Fri 2020-Oct-02

Election Night of the Living Beta Binomials

Tagged: MathInTheNews / Politics / Statistics / TheDivineMadness

As you may have heard, the US is about to face an election more contentious than any since the Civil War. With vote counting likely drawn out due to right-wing mischief at, for example, the Post Office, what are we to make of partial returns as far as predicting the outcome? And will there be zombies?

Night of the Living Dead

The problem

Imagine we lived in a simplified, and and much more desireable, world:

  • There are only 2 candidates for election, hereinafter termed GoodGuy and BadGuy. (US politics is downright Manichaean at the moment.)
  • There is no Electoral College; rather the election is decided by direct popular vote.
  • There is no red mirage/blue shift effect (in-person votes preferred by one party are known on election night, but mail-in ballots preferred by the other get counted more slowly over the next couple days).
  • The number of popular votes to be cast, $N$, is somehow known in advance.
  • The candidate accruing $K \geq \left\lceil N/2 \right\rceil$ votes wins. Since there are only 2 candidates and all $N$ ballots always vote either GoodGuy or BadGuy, this will surely happen one way or the other.

So here we are on election night, anxiously listening to the returns (on NPR or PBS, of course, since we’re GoodGuys — though the BBC and the Guardian get honorable mention). Out of $N$ ballots to be counted, just $n < N$ have been counted so far. They add up to $k < n$ votes for GoodGuy.

[Information provided]
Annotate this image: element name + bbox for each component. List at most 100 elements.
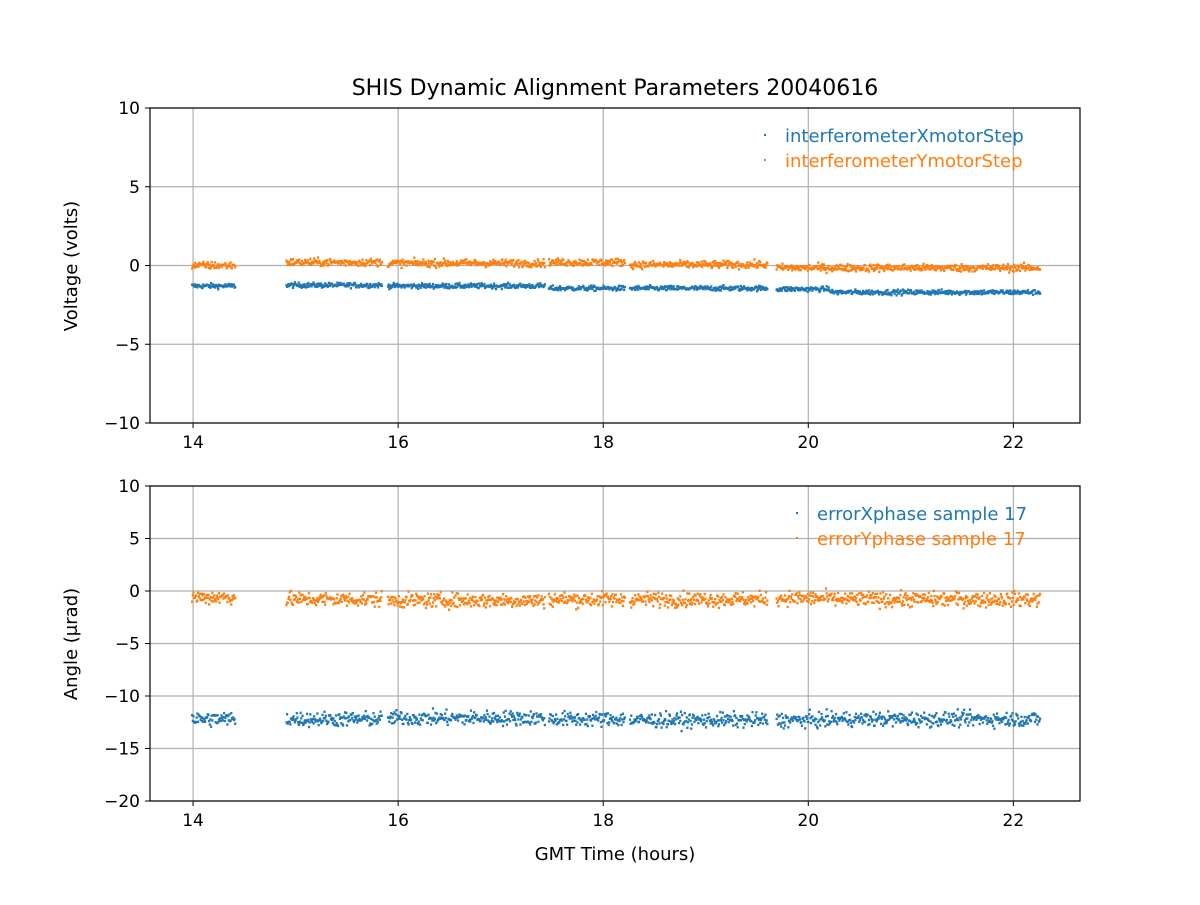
data-point: [354, 261, 358, 264]
data-point: [389, 284, 392, 287]
data-point: [202, 593, 205, 596]
data-point: [851, 596, 854, 599]
data-point: [719, 263, 723, 266]
data-point: [569, 711, 572, 714]
data-point: [531, 716, 534, 720]
data-point: [896, 288, 899, 291]
data-point: [902, 714, 905, 717]
data-point: [437, 717, 440, 721]
data-point: [411, 599, 415, 602]
data-point: [339, 715, 342, 719]
data-point: [369, 263, 372, 267]
data-point: [657, 719, 660, 723]
data-point: [364, 262, 367, 266]
data-point: [803, 720, 806, 723]
data-point: [703, 718, 706, 721]
y-tick-label: 0: [129, 257, 140, 277]
data-point: [601, 287, 604, 290]
data-point: [428, 602, 431, 605]
data-point: [789, 718, 792, 721]
data-point: [934, 714, 937, 717]
data-point: [396, 282, 399, 286]
data-point: [433, 719, 436, 722]
data-point: [497, 596, 500, 600]
data-point: [961, 265, 964, 268]
data-point: [300, 721, 304, 725]
data-point: [933, 594, 936, 598]
data-point: [369, 282, 372, 286]
data-point: [287, 282, 290, 286]
data-point: [719, 600, 722, 604]
data-point: [723, 723, 726, 727]
data-point: [867, 289, 871, 292]
data-point: [845, 602, 848, 605]
data-point: [1013, 290, 1017, 293]
data-point: [608, 717, 612, 720]
x-tick-label: 18: [592, 433, 614, 453]
data-point: [817, 287, 820, 290]
data-point: [1015, 268, 1019, 272]
data-point: [568, 595, 571, 598]
data-point: [860, 591, 863, 595]
y-tick-label: −20: [104, 792, 140, 812]
data-point: [836, 268, 839, 271]
data-point: [787, 287, 791, 291]
data-point: [1019, 292, 1022, 296]
data-point: [502, 601, 505, 605]
data-point: [632, 720, 635, 724]
data-point: [522, 600, 525, 603]
data-point: [902, 291, 905, 294]
data-point: [528, 283, 531, 286]
y-tick-label: −10: [104, 414, 140, 434]
data-point: [556, 597, 560, 600]
data-point: [946, 290, 949, 293]
data-point: [297, 281, 300, 284]
data-point: [205, 266, 208, 269]
data-point: [395, 284, 399, 288]
data-point: [525, 265, 528, 268]
data-point: [380, 596, 383, 599]
data-point: [874, 596, 878, 599]
data-point: [941, 603, 945, 606]
y-tick-label: 5: [129, 178, 140, 198]
data-point: [639, 265, 642, 269]
data-point: [349, 287, 353, 290]
data-point: [986, 267, 989, 270]
data-point: [436, 720, 439, 723]
data-point: [438, 593, 441, 597]
data-point: [401, 283, 404, 287]
data-point: [930, 599, 934, 602]
data-point: [923, 290, 926, 294]
data-point: [1012, 292, 1015, 296]
data-point: [805, 715, 808, 718]
data-point: [717, 262, 720, 265]
data-point: [860, 292, 863, 296]
data-point: [391, 599, 394, 602]
data-point: [703, 264, 706, 267]
data-point: [939, 596, 942, 599]
data-point: [344, 594, 347, 598]
data-point: [220, 265, 223, 269]
data-point: [600, 259, 603, 262]
data-point: [306, 259, 309, 262]
data-point: [663, 596, 666, 600]
data-point: [848, 713, 851, 717]
data-point: [215, 266, 218, 270]
data-point: [961, 711, 964, 714]
data-point: [434, 595, 437, 598]
data-point: [467, 714, 470, 718]
data-point: [881, 600, 884, 603]
data-point: [462, 284, 465, 288]
data-point: [293, 281, 296, 284]
data-point: [993, 727, 996, 730]
data-point: [958, 716, 961, 719]
data-point: [662, 265, 665, 268]
data-point: [1003, 715, 1006, 719]
data-point: [965, 713, 968, 716]
data-point: [616, 288, 619, 291]
data-point: [885, 265, 888, 268]
data-point: [415, 592, 418, 596]
data-point: [993, 715, 997, 719]
data-point: [984, 601, 987, 604]
data-point: [375, 264, 378, 267]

[Exercises to complete]
(1) Using the election blog post, answer these questions:
(a) With which tags is the post labeled?
(b) What names are given to the two candidates in the simplified world?
(c) In that simplified world, how is the election decided?
(2) Reproduce everything in the election blog post from "So here we are" down to "votes for GoodGuy.".

[Full answers]
(1)
(a) MathInTheNews, Politics, Statistics, and TheDivineMadness
(b) GoodGuy and BadGuy
(c) By direct popular vote, since there is no Electoral College

(2)
So here we are on election night, anxiously listening to the returns (on NPR or PBS, of course, since we’re GoodGuys — though the BBC and the Guardian get honorable mention). Out of $N$ ballots to be counted, just $n < N$ have been counted so far. They add up to $k < n$ votes for GoodGuy.